→ The request:
Go through the listing and copy each line with the string "재산권을".

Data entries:
----------
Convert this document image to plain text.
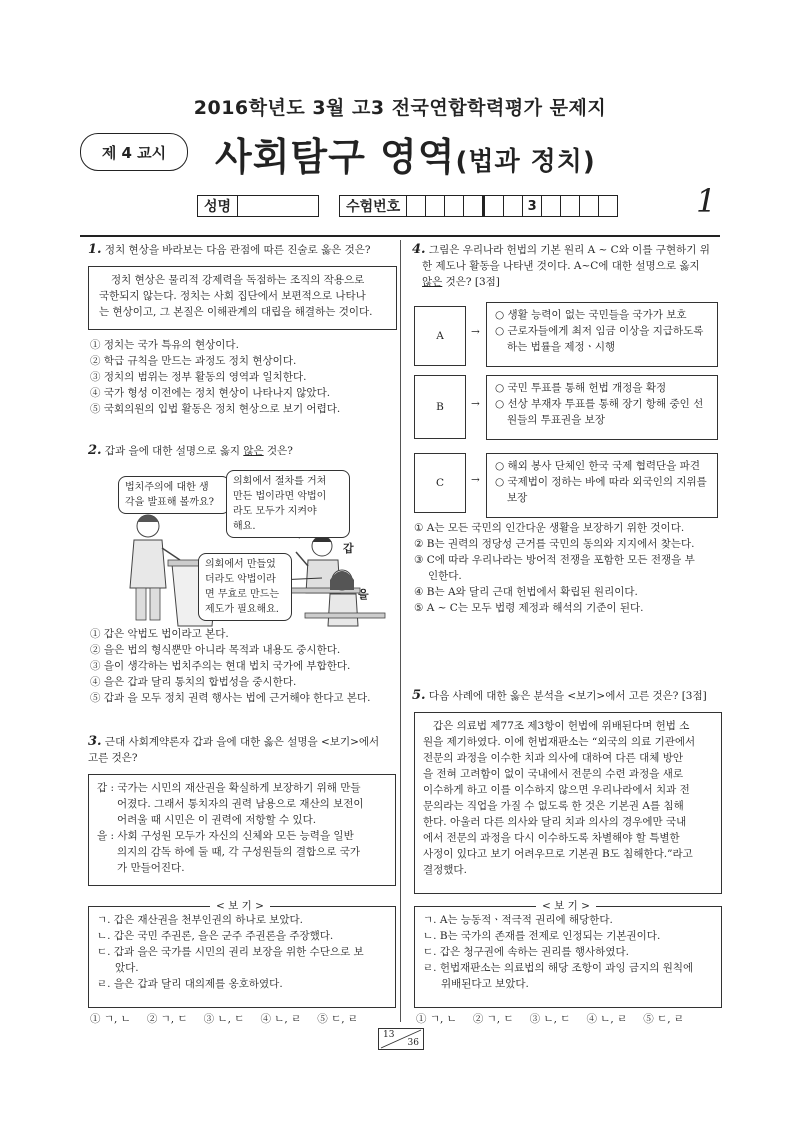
2016학년도 3월 고3 전국연합학력평가 문제지
제 4 교시	사회탐구 영역(법과 정치)
성명	수험번호	3	1
1. 정치 현상을 바라보는 다음 관점에 따른 진술로 옳은 것은?
정치 현상은 물리적 강제력을 독점하는 조직의 작용으로
국한되지 않는다. 정치는 사회 집단에서 보편적으로 나타나
는 현상이고, 그 본질은 이해관계의 대립을 해결하는 것이다.
① 정치는 국가 특유의 현상이다.
② 학급 규칙을 만드는 과정도 정치 현상이다.
③ 정치의 범위는 정부 활동의 영역과 일치한다.
④ 국가 형성 이전에는 정치 현상이 나타나지 않았다.
⑤ 국회의원의 입법 활동은 정치 현상으로 보기 어렵다.
2. 갑과 을에 대한 설명으로 옳지 않은 것은?
법치주의에 대한 생
각을 발표해 볼까요?
의회에서 절차를 거쳐
만든 법이라면 악법이
라도 모두가 지켜야
해요.
의회에서 만들었
더라도 악법이라
면 무효로 만드는
제도가 필요해요.
갑
을
① 갑은 악법도 법이라고 본다.
② 을은 법의 형식뿐만 아니라 목적과 내용도 중시한다.
③ 을이 생각하는 법치주의는 현대 법치 국가에 부합한다.
④ 을은 갑과 달리 통치의 합법성을 중시한다.
⑤ 갑과 을 모두 정치 권력 행사는 법에 근거해야 한다고 본다.
3. 근대 사회계약론자 갑과 을에 대한 옳은 설명을 <보기>에서
고른 것은?
갑 : 국가는 시민의 재산권을 확실하게 보장하기 위해 만들
어졌다. 그래서 통치자의 권력 남용으로 재산의 보전이
어려울 때 시민은 이 권력에 저항할 수 있다.
을 : 사회 구성원 모두가 자신의 신체와 모든 능력을 일반
의지의 감독 하에 둘 때, 각 구성원들의 결합으로 국가
가 만들어진다.
ㄱ. 갑은 재산권을 천부인권의 하나로 보았다.
ㄴ. 갑은 국민 주권론, 을은 군주 주권론을 주장했다.
ㄷ. 갑과 을은 국가를 시민의 권리 보장을 위한 수단으로 보
았다.
ㄹ. 을은 갑과 달리 대의제를 옹호하였다.
< 보 기 >
① ㄱ, ㄴ ② ㄱ, ㄷ ③ ㄴ, ㄷ ④ ㄴ, ㄹ ⑤ ㄷ, ㄹ
4. 그림은 우리나라 헌법의 기본 원리 A ~ C와 이를 구현하기 위
한 제도나 활동을 나타낸 것이다. A~C에 대한 설명으로 옳지
않은 것은? [3점]
A	→
○ 생활 능력이 없는 국민들을 국가가 보호
○ 근로자들에게 최저 임금 이상을 지급하도록
하는 법률을 제정ㆍ시행
B	→
○ 국민 투표를 통해 헌법 개정을 확정
○ 선상 부재자 투표를 통해 장기 항해 중인 선
원들의 투표권을 보장
C	→
○ 해외 봉사 단체인 한국 국제 협력단을 파견
○ 국제법이 정하는 바에 따라 외국인의 지위를
보장
① A는 모든 국민의 인간다운 생활을 보장하기 위한 것이다.
② B는 권력의 정당성 근거를 국민의 동의와 지지에서 찾는다.
③ C에 따라 우리나라는 방어적 전쟁을 포함한 모든 전쟁을 부
인한다.
④ B는 A와 달리 근대 헌법에서 확립된 원리이다.
⑤ A ~ C는 모두 법령 제정과 해석의 기준이 된다.
5. 다음 사례에 대한 옳은 분석을 <보기>에서 고른 것은? [3점]
갑은 의료법 제77조 제3항이 헌법에 위배된다며 헌법 소
원을 제기하였다. 이에 헌법재판소는 “외국의 의료 기관에서
전문의 과정을 이수한 치과 의사에 대하여 다른 대체 방안
을 전혀 고려함이 없이 국내에서 전문의 수련 과정을 새로
이수하게 하고 이를 이수하지 않으면 우리나라에서 치과 전
문의라는 직업을 가질 수 없도록 한 것은 기본권 A를 침해
한다. 아울러 다른 의사와 달리 치과 의사의 경우에만 국내
에서 전문의 과정을 다시 이수하도록 차별해야 할 특별한
사정이 있다고 보기 어려우므로 기본권 B도 침해한다.”라고
결정했다.
ㄱ. A는 능동적ㆍ적극적 권리에 해당한다.
ㄴ. B는 국가의 존재를 전제로 인정되는 기본권이다.
ㄷ. 갑은 청구권에 속하는 권리를 행사하였다.
ㄹ. 헌법재판소는 의료법의 해당 조항이 과잉 금지의 원칙에
위배된다고 보았다.
< 보 기 >
① ㄱ, ㄴ ② ㄱ, ㄷ ③ ㄴ, ㄷ ④ ㄴ, ㄹ ⑤ ㄷ, ㄹ
13
36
----------
→ Task output:
갑 : 국가는 시민의 재산권을 확실하게 보장하기 위해 만들
ㄱ. 갑은 재산권을 천부인권의 하나로 보았다.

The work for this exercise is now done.